Some records:

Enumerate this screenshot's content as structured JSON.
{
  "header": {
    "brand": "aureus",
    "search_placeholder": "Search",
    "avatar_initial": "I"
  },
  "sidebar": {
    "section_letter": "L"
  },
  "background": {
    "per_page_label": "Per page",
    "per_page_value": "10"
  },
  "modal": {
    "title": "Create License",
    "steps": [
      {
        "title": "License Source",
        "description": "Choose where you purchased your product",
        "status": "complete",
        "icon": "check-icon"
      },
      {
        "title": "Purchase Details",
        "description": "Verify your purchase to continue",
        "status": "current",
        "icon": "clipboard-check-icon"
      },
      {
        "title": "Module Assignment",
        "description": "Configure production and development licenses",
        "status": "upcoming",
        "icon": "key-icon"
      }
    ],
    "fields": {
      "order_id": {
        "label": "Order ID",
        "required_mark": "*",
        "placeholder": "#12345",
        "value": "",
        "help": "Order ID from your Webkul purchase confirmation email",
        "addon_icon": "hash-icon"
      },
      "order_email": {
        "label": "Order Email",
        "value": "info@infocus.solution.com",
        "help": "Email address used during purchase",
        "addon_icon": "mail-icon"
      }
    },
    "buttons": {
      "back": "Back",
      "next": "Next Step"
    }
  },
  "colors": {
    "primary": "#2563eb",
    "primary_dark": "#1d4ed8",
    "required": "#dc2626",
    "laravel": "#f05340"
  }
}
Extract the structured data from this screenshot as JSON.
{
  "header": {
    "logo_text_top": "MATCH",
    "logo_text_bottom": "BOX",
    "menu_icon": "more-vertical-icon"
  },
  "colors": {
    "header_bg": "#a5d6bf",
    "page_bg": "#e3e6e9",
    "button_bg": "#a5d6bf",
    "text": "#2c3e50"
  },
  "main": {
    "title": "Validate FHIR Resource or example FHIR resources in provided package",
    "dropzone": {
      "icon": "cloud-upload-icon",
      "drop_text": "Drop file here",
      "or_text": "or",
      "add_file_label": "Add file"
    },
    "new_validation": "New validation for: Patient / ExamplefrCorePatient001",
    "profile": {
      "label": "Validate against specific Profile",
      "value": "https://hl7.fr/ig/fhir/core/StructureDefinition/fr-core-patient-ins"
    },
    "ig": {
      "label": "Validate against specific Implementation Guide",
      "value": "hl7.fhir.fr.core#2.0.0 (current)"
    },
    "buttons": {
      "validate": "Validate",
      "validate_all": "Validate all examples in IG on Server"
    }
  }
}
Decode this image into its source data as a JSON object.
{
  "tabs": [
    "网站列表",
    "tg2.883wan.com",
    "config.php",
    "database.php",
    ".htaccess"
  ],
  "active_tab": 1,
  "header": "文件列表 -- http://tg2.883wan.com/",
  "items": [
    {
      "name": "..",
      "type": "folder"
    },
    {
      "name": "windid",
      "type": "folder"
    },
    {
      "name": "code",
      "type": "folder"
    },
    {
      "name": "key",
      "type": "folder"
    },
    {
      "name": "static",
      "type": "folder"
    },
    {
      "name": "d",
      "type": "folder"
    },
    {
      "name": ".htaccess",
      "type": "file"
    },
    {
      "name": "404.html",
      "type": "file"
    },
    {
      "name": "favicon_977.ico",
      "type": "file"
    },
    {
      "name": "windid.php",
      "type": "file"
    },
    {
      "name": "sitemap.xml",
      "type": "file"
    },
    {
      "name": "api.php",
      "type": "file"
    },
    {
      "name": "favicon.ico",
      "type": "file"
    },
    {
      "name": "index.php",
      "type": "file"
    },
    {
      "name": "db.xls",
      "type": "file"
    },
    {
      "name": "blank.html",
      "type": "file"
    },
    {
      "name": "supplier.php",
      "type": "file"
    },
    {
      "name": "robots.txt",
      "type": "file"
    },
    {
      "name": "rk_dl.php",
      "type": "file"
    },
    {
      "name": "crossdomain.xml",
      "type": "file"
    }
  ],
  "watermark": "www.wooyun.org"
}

INSTRUCTION: Please restate the records in full, word for word.

IN RESPONSE:
Enumerate this screenshot's content as structured JSON.
{
  "header": {
    "brand": "aureus",
    "search_placeholder": "Search",
    "avatar_initial": "I"
  },
  "sidebar": {
    "section_letter": "L"
  },
  "background": {
    "per_page_label": "Per page",
    "per_page_value": "10"
  },
  "modal": {
    "title": "Create License",
    "steps": [
      {
        "title": "License Source",
        "description": "Choose where you purchased your product",
        "status": "complete",
        "icon": "check-icon"
      },
      {
        "title": "Purchase Details",
        "description": "Verify your purchase to continue",
        "status": "current",
        "icon": "clipboard-check-icon"
      },
      {
        "title": "Module Assignment",
        "description": "Configure production and development licenses",
        "status": "upcoming",
        "icon": "key-icon"
      }
    ],
    "fields": {
      "order_id": {
        "label": "Order ID",
        "required_mark": "*",
        "placeholder": "#12345",
        "value": "",
        "help": "Order ID from your Webkul purchase confirmation email",
        "addon_icon": "hash-icon"
      },
      "order_email": {
        "label": "Order Email",
        "value": "info@infocus.solution.com",
        "help": "Email address used during purchase",
        "addon_icon": "mail-icon"
      }
    },
    "buttons": {
      "back": "Back",
      "next": "Next Step"
    }
  },
  "colors": {
    "primary": "#2563eb",
    "primary_dark": "#1d4ed8",
    "required": "#dc2626",
    "laravel": "#f05340"
  }
}
Extract the structured data from this screenshot as JSON.
{
  "header": {
    "logo_text_top": "MATCH",
    "logo_text_bottom": "BOX",
    "menu_icon": "more-vertical-icon"
  },
  "colors": {
    "header_bg": "#a5d6bf",
    "page_bg": "#e3e6e9",
    "button_bg": "#a5d6bf",
    "text": "#2c3e50"
  },
  "main": {
    "title": "Validate FHIR Resource or example FHIR resources in provided package",
    "dropzone": {
      "icon": "cloud-upload-icon",
      "drop_text": "Drop file here",
      "or_text": "or",
      "add_file_label": "Add file"
    },
    "new_validation": "New validation for: Patient / ExamplefrCorePatient001",
    "profile": {
      "label": "Validate against specific Profile",
      "value": "https://hl7.fr/ig/fhir/core/StructureDefinition/fr-core-patient-ins"
    },
    "ig": {
      "label": "Validate against specific Implementation Guide",
      "value": "hl7.fhir.fr.core#2.0.0 (current)"
    },
    "buttons": {
      "validate": "Validate",
      "validate_all": "Validate all examples in IG on Server"
    }
  }
}
Decode this image into its source data as a JSON object.
{
  "tabs": [
    "网站列表",
    "tg2.883wan.com",
    "config.php",
    "database.php",
    ".htaccess"
  ],
  "active_tab": 1,
  "header": "文件列表 -- http://tg2.883wan.com/",
  "items": [
    {
      "name": "..",
      "type": "folder"
    },
    {
      "name": "windid",
      "type": "folder"
    },
    {
      "name": "code",
      "type": "folder"
    },
    {
      "name": "key",
      "type": "folder"
    },
    {
      "name": "static",
      "type": "folder"
    },
    {
      "name": "d",
      "type": "folder"
    },
    {
      "name": ".htaccess",
      "type": "file"
    },
    {
      "name": "404.html",
      "type": "file"
    },
    {
      "name": "favicon_977.ico",
      "type": "file"
    },
    {
      "name": "windid.php",
      "type": "file"
    },
    {
      "name": "sitemap.xml",
      "type": "file"
    },
    {
      "name": "api.php",
      "type": "file"
    },
    {
      "name": "favicon.ico",
      "type": "file"
    },
    {
      "name": "index.php",
      "type": "file"
    },
    {
      "name": "db.xls",
      "type": "file"
    },
    {
      "name": "blank.html",
      "type": "file"
    },
    {
      "name": "supplier.php",
      "type": "file"
    },
    {
      "name": "robots.txt",
      "type": "file"
    },
    {
      "name": "rk_dl.php",
      "type": "file"
    },
    {
      "name": "crossdomain.xml",
      "type": "file"
    }
  ],
  "watermark": "www.wooyun.org"
}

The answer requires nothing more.